* _SELECTED PASSAGE_:
■ ■ ■ ■

Drastic performance inprovement in .NET CF after app gets moved out of the foreground. Why?

I have a large (500K lines) .NET CF (C#) program, running on CE6/.NET CF 3.5 (v.3.5.10181.0). This is running on a FreeScale i.Mx31 (ARM) # 400MHz. It has 128MB RAM, with ~80MB available to applications. My app is the only significant one running (this is a dedicated, embedded system). Managed memory in use (as reported by GC.Collect) is about 18MB.
To give a better idea of the app size, here's some stats culled from .NET CF Remote Performance Monitor after staring up the application:
GC:
Garbage Collections 131
Bytes Collected by GC 97,919,260
Managed Bytes in use after GC 17,774,992
Total Bytes in use after GC 24,117,424
GC Compactions 41
JIT:
Native Bytes Jitted: 10,274,820
Loader:
Classes Loaded 7,393
Methods Loaded 27,691
Recently, I have been trying to track down a performance problem. I found that my benchmark after running the app in two different startup configurations would run in approximately 2 seconds (slow case) vs. 1 second (fast case). In the slow case, the time for the benchmark could change randomly from EXE run to EXE run from 1.1 to 2 seconds, but for any given EXE run, would not change for the life of the application. In other words, you could re-run the benchmark and the time for the test stays the same until you restart the EXE, at which point a new time is established and consistent.
I could not explain the 1.1 to 2x slowdown via any conventional mechanism, or by narrowing the slowdown to any particular part of the benchmark code. It appeared that the overall process was just running slower, almost like a thread was spinning and taking away some of "my" CPU.
Then, I randomly discovered that just by switching away from my app (the GUI loses the foreground) to another app, my performance issue disappears. It stays gone even after returning my app to the foreground. I now have a tentative workaround where my app after startup launches an auxiliary app with a 1x1 size window that kills itself after 5ms. Thus the aux app takes the foreground, then relinquishes it.

■ ■ ■ ■

* _PROVIDED DATA_:
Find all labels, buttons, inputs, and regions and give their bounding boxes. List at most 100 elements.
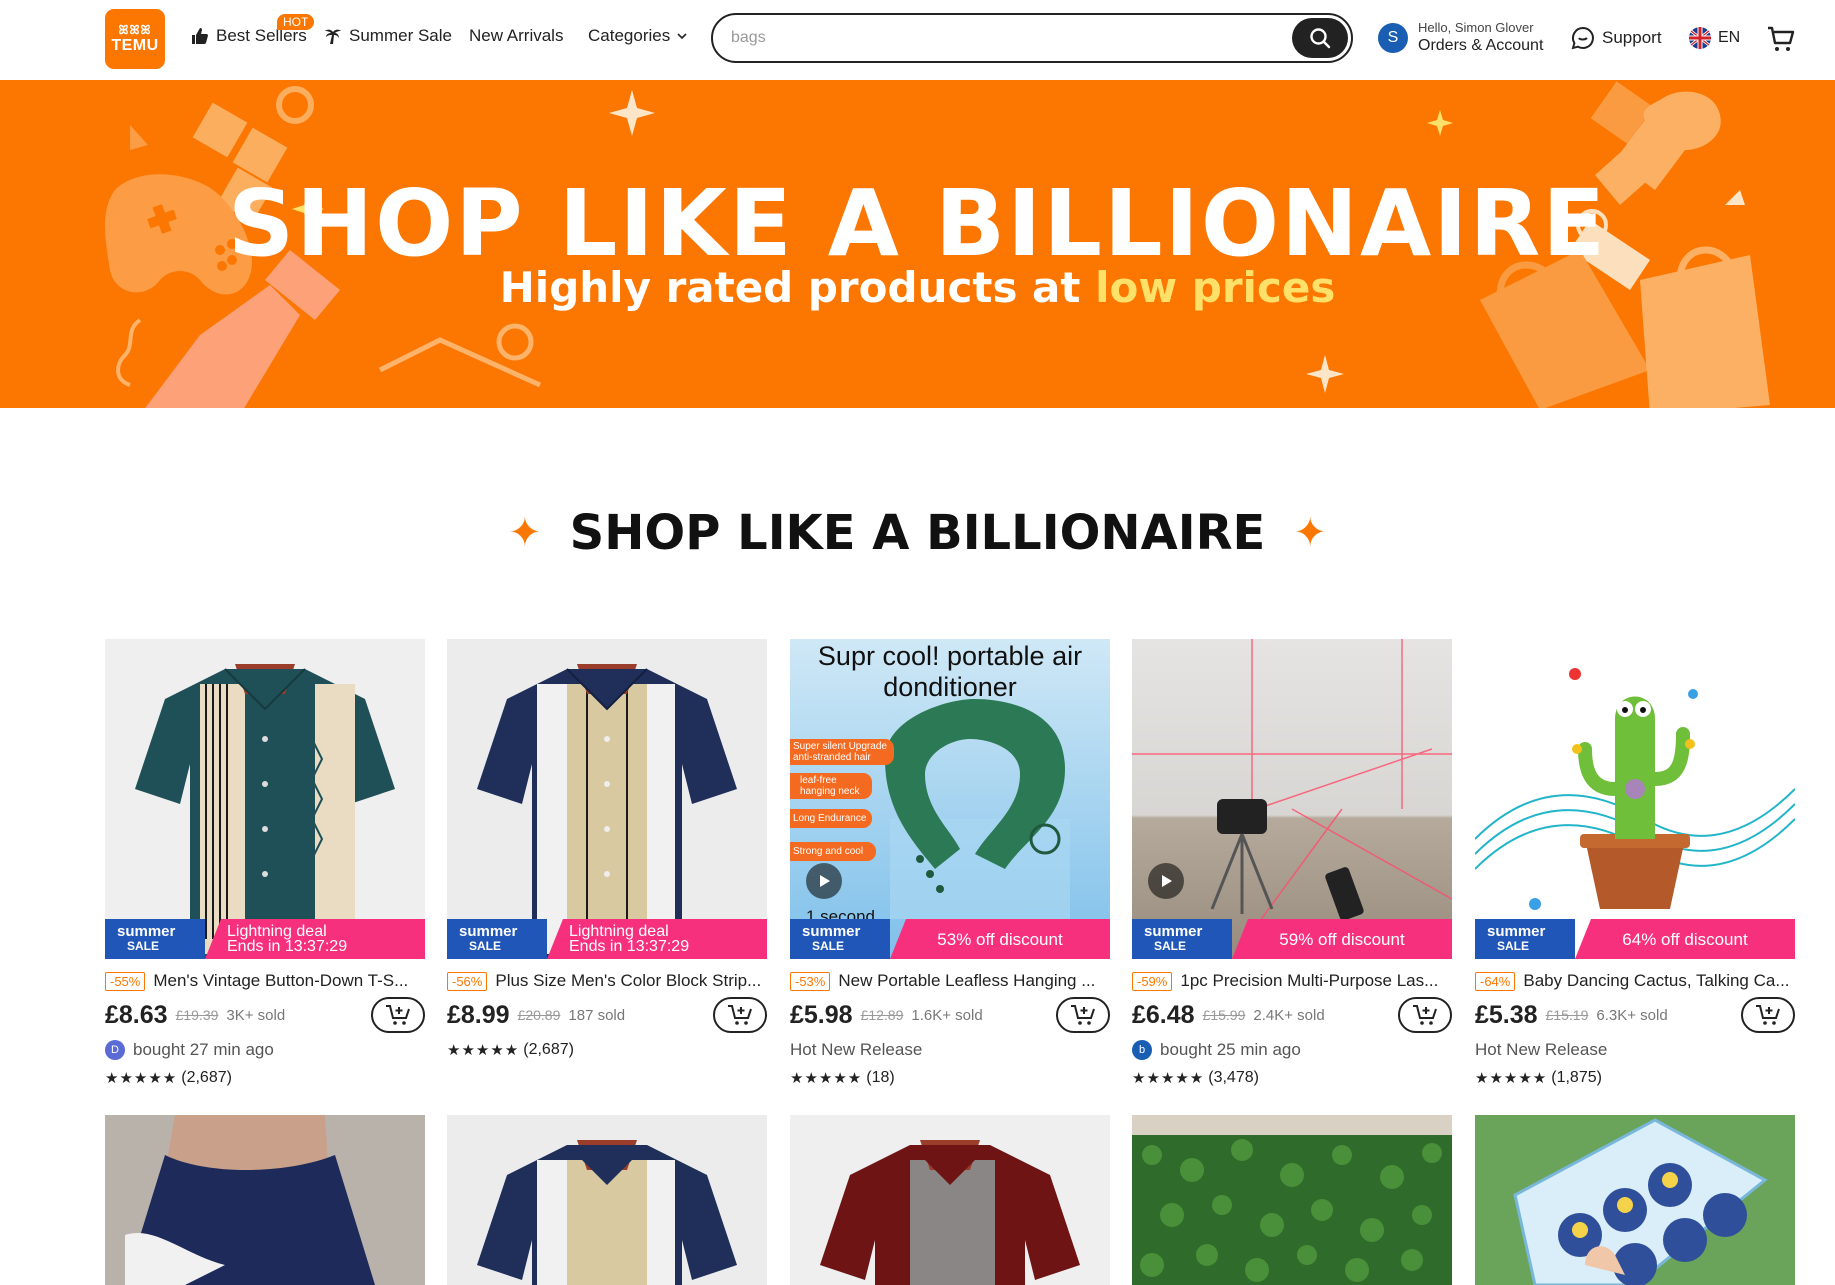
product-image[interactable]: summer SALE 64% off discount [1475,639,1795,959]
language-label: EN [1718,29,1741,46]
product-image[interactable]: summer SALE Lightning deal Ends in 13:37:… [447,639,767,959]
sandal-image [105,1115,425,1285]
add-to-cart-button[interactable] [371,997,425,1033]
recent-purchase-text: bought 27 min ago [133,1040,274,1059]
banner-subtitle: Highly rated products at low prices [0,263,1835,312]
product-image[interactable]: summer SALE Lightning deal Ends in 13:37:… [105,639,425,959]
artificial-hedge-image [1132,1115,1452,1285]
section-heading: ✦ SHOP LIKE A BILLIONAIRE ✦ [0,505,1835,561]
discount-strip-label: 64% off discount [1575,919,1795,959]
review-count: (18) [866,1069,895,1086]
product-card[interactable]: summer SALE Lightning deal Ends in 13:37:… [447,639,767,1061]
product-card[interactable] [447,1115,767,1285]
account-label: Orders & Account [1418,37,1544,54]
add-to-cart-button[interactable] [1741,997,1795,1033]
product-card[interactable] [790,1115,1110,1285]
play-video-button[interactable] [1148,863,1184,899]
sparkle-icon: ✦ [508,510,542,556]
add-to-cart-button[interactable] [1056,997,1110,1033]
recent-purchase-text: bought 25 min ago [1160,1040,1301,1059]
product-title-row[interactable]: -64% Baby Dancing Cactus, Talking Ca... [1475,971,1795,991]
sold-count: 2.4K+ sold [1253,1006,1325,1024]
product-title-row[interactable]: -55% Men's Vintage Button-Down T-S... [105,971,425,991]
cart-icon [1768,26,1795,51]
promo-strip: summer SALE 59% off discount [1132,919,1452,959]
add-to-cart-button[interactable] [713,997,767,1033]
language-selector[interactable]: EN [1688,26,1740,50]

■ ■ ■ ■

* _STATED PROBLEM 1_:
Using the .NET CF performance post, decide whether each statement agrees with it: (a) the app's managed memory in use is about 18MB; (b) in the slow case, the benchmark time varied when the benchmark was re-run within a single EXE run; (c) the performance issue comes back once the app is returned to the foreground. For each, answer yes or no and quote the deciding words.
* _STATED PROBLEM 2_:
Carry on writing the .NET CF performance post, starting after its final sentence.
The listing is not needed for this work.

* _EXERCISE ANSWER 1_:
(a) Yes: "Managed memory in use (as reported by GC.Collect) is about 18MB."
(b) No: "for any given EXE run, would not change for the life of the application."
(c) No: "It stays gone even after returning my app to the foreground."

* _EXERCISE ANSWER 2_:
The question is, why does this speed up my application?
I know that code gets pitched when a .NET CF app loses the foreground. I also notice that when performing a "GC Heap" capture with .NET CF Remote Performance Monitor, a Code Pitch is logged -- and this also triggers the performance improvement in my app. So I suspect somehow that code pitching is related or even responsible for fixing performance. But I'm at a loss as to figure out how to determine if that is really the case, or even to explain why pitching code could help in this way. Does pitching out lots of code somehow significantly help locality of reference of code pages (that are re-JITted, presumably near each other in memory) enough to help this much? (My benchmark spans probably 3 dozen routines and hundreds of lines of code.)
Most importantly, what can I do in my app to reliably avoid this slower condition. Any pointers to relevant .NET CF / JIT / Code pitching information would be greatly appreciated.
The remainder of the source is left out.